◆ WHAT NEEDS TO BE DONE ◆
Reproduce all of the rows below word for word, leaving the pictures out of your answer.

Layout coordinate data
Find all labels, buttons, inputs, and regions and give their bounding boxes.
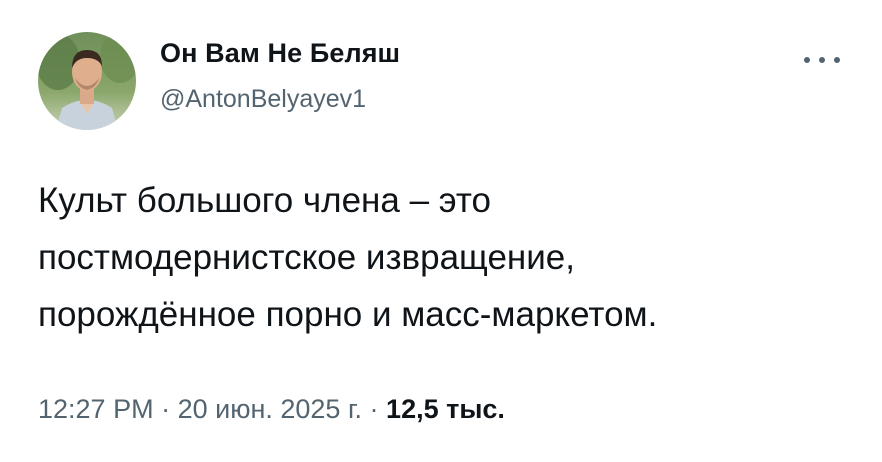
author-handle[interactable]: @AntonBelyayev1 — [160, 85, 366, 114]
dot — [819, 57, 825, 63]
dot — [834, 57, 840, 63]
tweet-text-line: порождённое порно и масс-маркетом. — [38, 295, 658, 334]
more-options-icon[interactable] — [804, 52, 840, 68]
views-unit: тыс. — [446, 394, 505, 424]
profile-photo-icon — [38, 32, 136, 130]
tweet-text-line: постмодернистское извращение, — [38, 238, 575, 277]
meta-separator: · — [369, 394, 379, 424]
views-count[interactable]: 12,5 — [386, 394, 439, 424]
tweet-text-line: Культ большого члена – это — [38, 181, 491, 220]
meta-separator: · — [161, 394, 171, 424]
tweet-meta: 12:27 PM · 20 июн. 2025 г. · 12,5 тыс. — [38, 394, 505, 425]
tweet-date[interactable]: 20 июн. 2025 г. — [178, 394, 362, 424]
tweet-card: Он Вам Не Беляш @AntonBelyayev1 Культ бо… — [0, 0, 882, 462]
tweet-time[interactable]: 12:27 PM — [38, 394, 154, 424]
author-display-name[interactable]: Он Вам Не Беляш — [160, 38, 400, 69]
tweet-text: Культ большого члена – это постмодернист… — [38, 172, 858, 343]
avatar[interactable] — [38, 32, 136, 130]
dot — [804, 57, 810, 63]
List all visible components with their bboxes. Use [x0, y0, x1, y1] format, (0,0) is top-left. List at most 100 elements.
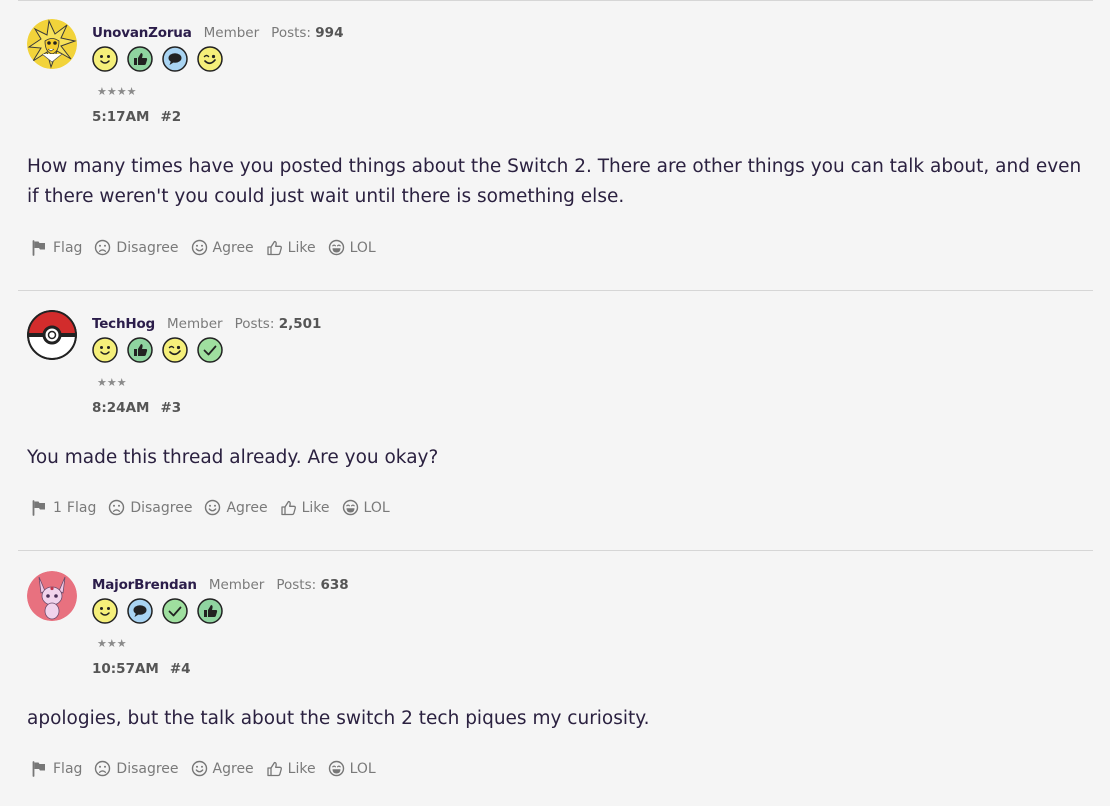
post-time-link[interactable]: 8:24AM [92, 400, 149, 416]
avatar-majorbrendan[interactable] [27, 571, 77, 621]
laugh-icon [328, 239, 344, 256]
like-label: Like [287, 239, 316, 256]
laugh-icon [328, 760, 344, 777]
flag-icon [32, 500, 46, 516]
agree-label: Agree [226, 499, 268, 516]
lol-button[interactable]: LOL [328, 239, 376, 256]
thumbs-up-icon [267, 240, 282, 256]
post-meta: TechHog Member Posts: 2,501 [92, 316, 321, 333]
frown-icon [109, 499, 125, 516]
flag-label: Flag [53, 239, 83, 256]
post-meta: MajorBrendan Member Posts: 638 [92, 577, 349, 594]
username-link[interactable]: MajorBrendan [92, 577, 197, 593]
avatar-unovanzorua[interactable] [27, 19, 77, 69]
flag-icon [32, 761, 46, 777]
like-label: Like [287, 760, 316, 777]
lol-button[interactable]: LOL [342, 499, 390, 516]
lol-button[interactable]: LOL [328, 760, 376, 777]
flag-button[interactable]: Flag [31, 760, 82, 777]
rank-stars: ★★★ [97, 637, 127, 650]
thumbs-up-icon [280, 500, 296, 516]
agree-button[interactable]: Agree [204, 499, 268, 516]
posts-label: Posts: [276, 577, 317, 593]
post-meta: UnovanZorua Member Posts: 994 [92, 25, 343, 42]
flag-icon [32, 240, 46, 256]
post-body: How many times have you posted things ab… [27, 156, 1082, 207]
posts-count: 994 [315, 25, 344, 41]
posts-count: 2,501 [278, 316, 322, 332]
checkmark-badge-icon[interactable] [197, 337, 223, 363]
post-actions: 1 Flag Disagree Agree Like LOL [31, 499, 402, 516]
disagree-label: Disagree [116, 239, 179, 256]
thumbs-up-icon [267, 761, 282, 777]
like-button[interactable]: Like [280, 499, 330, 516]
like-button[interactable]: Like [266, 239, 316, 256]
post-actions: Flag Disagree Agree Like LOL [31, 239, 388, 256]
user-role: Member [167, 316, 223, 332]
lol-label: LOL [363, 499, 390, 516]
post-actions: Flag Disagree Agree Like LOL [31, 760, 388, 777]
post-time-row: 10:57AM #4 [92, 661, 191, 677]
rank-stars: ★★★ [97, 376, 127, 389]
disagree-button[interactable]: Disagree [108, 499, 192, 516]
post-divider [18, 290, 1093, 291]
thumbs-up-badge-icon[interactable] [127, 46, 153, 72]
flag-button[interactable]: Flag [31, 239, 82, 256]
smile-icon [205, 499, 221, 516]
post-time-link[interactable]: 5:17AM [92, 109, 149, 125]
badge-row [92, 46, 223, 72]
flag-label: Flag [53, 760, 83, 777]
badge-row [92, 598, 223, 624]
smiley-badge-icon[interactable] [92, 337, 118, 363]
user-role: Member [208, 577, 265, 593]
badge-row [92, 337, 223, 363]
avatar-techhog[interactable] [27, 310, 77, 360]
username-link[interactable]: TechHog [92, 316, 155, 332]
lol-label: LOL [349, 239, 376, 256]
post-time-row: 5:17AM #2 [92, 109, 181, 125]
post-body: apologies, but the talk about the switch… [27, 708, 650, 729]
posts-count: 638 [320, 577, 349, 593]
post-time-row: 8:24AM #3 [92, 400, 181, 416]
post-divider [18, 0, 1093, 1]
laugh-icon [342, 499, 358, 516]
frown-icon [95, 760, 111, 777]
smiley-badge-icon[interactable] [92, 598, 118, 624]
like-button[interactable]: Like [266, 760, 316, 777]
agree-label: Agree [212, 760, 254, 777]
thread: UnovanZorua Member Posts: 994 ★★★★ 5:17AM #… [0, 0, 1110, 806]
user-role: Member [203, 25, 260, 41]
post-divider [18, 550, 1093, 551]
agree-button[interactable]: Agree [191, 239, 254, 256]
agree-label: Agree [212, 239, 254, 256]
posts-label: Posts: [234, 316, 275, 332]
disagree-label: Disagree [130, 499, 193, 516]
post-number-link[interactable]: #4 [170, 661, 191, 677]
checkmark-badge-icon[interactable] [162, 598, 188, 624]
flag-label: Flag [66, 499, 97, 516]
wink-badge-icon[interactable] [162, 337, 188, 363]
post-body: You made this thread already. Are you ok… [27, 447, 439, 468]
smiley-badge-icon[interactable] [92, 46, 118, 72]
like-label: Like [301, 499, 330, 516]
speech-bubble-badge-icon[interactable] [162, 46, 188, 72]
thumbs-up-badge-icon[interactable] [197, 598, 223, 624]
smile-icon [191, 760, 207, 777]
rank-stars: ★★★★ [97, 85, 137, 98]
post-time-link[interactable]: 10:57AM [92, 661, 159, 677]
wink-badge-icon[interactable] [197, 46, 223, 72]
lol-label: LOL [349, 760, 376, 777]
post-number-link[interactable]: #3 [160, 400, 181, 416]
flag-count: 1 [53, 499, 62, 516]
speech-bubble-badge-icon[interactable] [127, 598, 153, 624]
thumbs-up-badge-icon[interactable] [127, 337, 153, 363]
agree-button[interactable]: Agree [191, 760, 254, 777]
username-link[interactable]: UnovanZorua [92, 25, 192, 41]
disagree-label: Disagree [116, 760, 179, 777]
frown-icon [95, 239, 111, 256]
disagree-button[interactable]: Disagree [94, 760, 179, 777]
smile-icon [191, 239, 207, 256]
post-number-link[interactable]: #2 [160, 109, 181, 125]
flag-button[interactable]: 1 Flag [31, 499, 96, 516]
disagree-button[interactable]: Disagree [94, 239, 179, 256]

◆ EXERCISE ANSWER ◆
Find all labels, buttons, inputs, and regions and give their bounding boxes.
author-handle[interactable]: @AntonBelyayev1 — [160, 85, 366, 114]
dot — [819, 57, 825, 63]
dot — [834, 57, 840, 63]
tweet-text-line: порождённое порно и масс-маркетом. — [38, 295, 658, 334]
more-options-icon[interactable] — [804, 52, 840, 68]
views-unit: тыс. — [446, 394, 505, 424]
profile-photo-icon — [38, 32, 136, 130]
tweet-text-line: постмодернистское извращение, — [38, 238, 575, 277]
meta-separator: · — [369, 394, 379, 424]
views-count[interactable]: 12,5 — [386, 394, 439, 424]
tweet-text-line: Культ большого члена – это — [38, 181, 491, 220]
meta-separator: · — [161, 394, 171, 424]
tweet-meta: 12:27 PM · 20 июн. 2025 г. · 12,5 тыс. — [38, 394, 505, 425]
tweet-date[interactable]: 20 июн. 2025 г. — [178, 394, 362, 424]
tweet-card: Он Вам Не Беляш @AntonBelyayev1 Культ бо… — [0, 0, 882, 462]
tweet-time[interactable]: 12:27 PM — [38, 394, 154, 424]
author-display-name[interactable]: Он Вам Не Беляш — [160, 38, 400, 69]
tweet-text: Культ большого члена – это постмодернист… — [38, 172, 858, 343]
avatar[interactable] — [38, 32, 136, 130]
dot — [804, 57, 810, 63]
List all visible components with their bboxes. Use [x0, y0, x1, y1] format, (0,0) is top-left. List at most 100 elements.
post-time-link[interactable]: 8:24AM [92, 400, 149, 416]
avatar-majorbrendan[interactable] [27, 571, 77, 621]
laugh-icon [328, 239, 344, 256]
like-label: Like [287, 239, 316, 256]
laugh-icon [328, 760, 344, 777]
flag-icon [32, 500, 46, 516]
agree-label: Agree [226, 499, 268, 516]
lol-button[interactable]: LOL [328, 239, 376, 256]
thumbs-up-icon [267, 240, 282, 256]
post-meta: TechHog Member Posts: 2,501 [92, 316, 321, 333]
frown-icon [109, 499, 125, 516]
flag-label: Flag [53, 239, 83, 256]
post-meta: MajorBrendan Member Posts: 638 [92, 577, 349, 594]
username-link[interactable]: MajorBrendan [92, 577, 197, 593]
avatar-unovanzorua[interactable] [27, 19, 77, 69]
flag-icon [32, 761, 46, 777]
like-label: Like [287, 760, 316, 777]
lol-button[interactable]: LOL [342, 499, 390, 516]
lol-button[interactable]: LOL [328, 760, 376, 777]
flag-button[interactable]: Flag [31, 760, 82, 777]
rank-stars: ★★★ [97, 637, 127, 650]
thumbs-up-icon [280, 500, 296, 516]
agree-button[interactable]: Agree [204, 499, 268, 516]
posts-label: Posts: [276, 577, 317, 593]
post-meta: UnovanZorua Member Posts: 994 [92, 25, 343, 42]
flag-icon [32, 240, 46, 256]
post-body: How many times have you posted things ab… [27, 156, 1082, 207]
posts-count: 994 [315, 25, 344, 41]
posts-count: 2,501 [278, 316, 322, 332]
checkmark-badge-icon[interactable] [197, 337, 223, 363]
post-actions: 1 Flag Disagree Agree Like LOL [31, 499, 402, 516]
disagree-label: Disagree [116, 239, 179, 256]
thumbs-up-icon [267, 761, 282, 777]
like-button[interactable]: Like [280, 499, 330, 516]
like-button[interactable]: Like [266, 239, 316, 256]
post-actions: Flag Disagree Agree Like LOL [31, 239, 388, 256]
user-role: Member [167, 316, 223, 332]
lol-label: LOL [363, 499, 390, 516]
post-actions: Flag Disagree Agree Like LOL [31, 760, 388, 777]
post-time-row: 10:57AM #4 [92, 661, 191, 677]
rank-stars: ★★★ [97, 376, 127, 389]
disagree-button[interactable]: Disagree [108, 499, 192, 516]
post-divider [18, 290, 1093, 291]
thumbs-up-badge-icon[interactable] [127, 46, 153, 72]
flag-button[interactable]: Flag [31, 239, 82, 256]
smile-icon [205, 499, 221, 516]
post-time-link[interactable]: 5:17AM [92, 109, 149, 125]
badge-row [92, 46, 223, 72]
flag-label: Flag [53, 760, 83, 777]
badge-row [92, 598, 223, 624]
smiley-badge-icon[interactable] [92, 337, 118, 363]
user-role: Member [208, 577, 265, 593]
badge-row [92, 337, 223, 363]
avatar-techhog[interactable] [27, 310, 77, 360]
username-link[interactable]: TechHog [92, 316, 155, 332]
lol-label: LOL [349, 239, 376, 256]
post-time-row: 5:17AM #2 [92, 109, 181, 125]
post-body: apologies, but the talk about the switch… [27, 708, 650, 729]
posts-count: 638 [320, 577, 349, 593]
post-time-row: 8:24AM #3 [92, 400, 181, 416]
post-divider [18, 0, 1093, 1]
laugh-icon [342, 499, 358, 516]
frown-icon [95, 760, 111, 777]
smiley-badge-icon[interactable] [92, 598, 118, 624]
like-button[interactable]: Like [266, 760, 316, 777]
agree-label: Agree [212, 760, 254, 777]
thread: UnovanZorua Member Posts: 994 ★★★★ 5:17AM #… [0, 0, 1110, 806]
user-role: Member [203, 25, 260, 41]
post-divider [18, 550, 1093, 551]
agree-button[interactable]: Agree [191, 239, 254, 256]
agree-label: Agree [212, 239, 254, 256]
posts-label: Posts: [234, 316, 275, 332]
disagree-label: Disagree [130, 499, 193, 516]
post-number-link[interactable]: #4 [170, 661, 191, 677]
checkmark-badge-icon[interactable] [162, 598, 188, 624]
flag-label: Flag [66, 499, 97, 516]
wink-badge-icon[interactable] [162, 337, 188, 363]
post-body: You made this thread already. Are you ok… [27, 447, 439, 468]
smiley-badge-icon[interactable] [92, 46, 118, 72]
like-label: Like [301, 499, 330, 516]
speech-bubble-badge-icon[interactable] [162, 46, 188, 72]
thumbs-up-badge-icon[interactable] [197, 598, 223, 624]
smile-icon [191, 760, 207, 777]
rank-stars: ★★★★ [97, 85, 137, 98]
post-time-link[interactable]: 10:57AM [92, 661, 159, 677]
wink-badge-icon[interactable] [197, 46, 223, 72]
lol-label: LOL [349, 760, 376, 777]
post-number-link[interactable]: #3 [160, 400, 181, 416]
flag-count: 1 [53, 499, 62, 516]
speech-bubble-badge-icon[interactable] [127, 598, 153, 624]
thumbs-up-badge-icon[interactable] [127, 337, 153, 363]
agree-button[interactable]: Agree [191, 760, 254, 777]
username-link[interactable]: UnovanZorua [92, 25, 192, 41]
disagree-label: Disagree [116, 760, 179, 777]
frown-icon [95, 239, 111, 256]
disagree-button[interactable]: Disagree [94, 760, 179, 777]
smile-icon [191, 239, 207, 256]
post-number-link[interactable]: #2 [160, 109, 181, 125]
flag-button[interactable]: 1 Flag [31, 499, 96, 516]
disagree-button[interactable]: Disagree [94, 239, 179, 256]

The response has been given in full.